▶ MATERIAL FOR THIS TASK

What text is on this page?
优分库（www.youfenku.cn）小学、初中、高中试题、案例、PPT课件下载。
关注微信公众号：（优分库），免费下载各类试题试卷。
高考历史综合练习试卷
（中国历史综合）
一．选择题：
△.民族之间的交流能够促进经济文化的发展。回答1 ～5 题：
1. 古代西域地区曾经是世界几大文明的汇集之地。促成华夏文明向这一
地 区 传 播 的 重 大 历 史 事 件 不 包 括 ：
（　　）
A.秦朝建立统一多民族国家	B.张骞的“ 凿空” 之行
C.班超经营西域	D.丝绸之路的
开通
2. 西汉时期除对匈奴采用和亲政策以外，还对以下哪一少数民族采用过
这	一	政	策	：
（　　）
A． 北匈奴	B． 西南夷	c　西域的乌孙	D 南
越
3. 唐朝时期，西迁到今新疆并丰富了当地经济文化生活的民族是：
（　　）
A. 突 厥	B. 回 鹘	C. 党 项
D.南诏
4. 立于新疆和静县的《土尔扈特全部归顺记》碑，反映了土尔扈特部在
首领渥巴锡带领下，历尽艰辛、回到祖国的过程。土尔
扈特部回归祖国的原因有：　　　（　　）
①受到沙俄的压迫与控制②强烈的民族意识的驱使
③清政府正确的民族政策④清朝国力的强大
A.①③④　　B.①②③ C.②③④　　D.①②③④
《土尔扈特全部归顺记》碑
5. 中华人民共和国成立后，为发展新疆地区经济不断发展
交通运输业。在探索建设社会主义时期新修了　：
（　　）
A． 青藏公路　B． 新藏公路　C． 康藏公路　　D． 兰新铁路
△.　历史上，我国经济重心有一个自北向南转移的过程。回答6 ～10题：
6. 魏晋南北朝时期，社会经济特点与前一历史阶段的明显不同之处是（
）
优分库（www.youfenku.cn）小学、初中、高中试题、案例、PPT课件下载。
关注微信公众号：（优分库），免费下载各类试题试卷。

▶ GIVEN PROBLEM
Reproduce each line holding the word "土尔扈特全部归顺记".

▶ THE SOLUTION
4. 立于新疆和静县的《土尔扈特全部归顺记》碑，反映了土尔扈特部在
《土尔扈特全部归顺记》碑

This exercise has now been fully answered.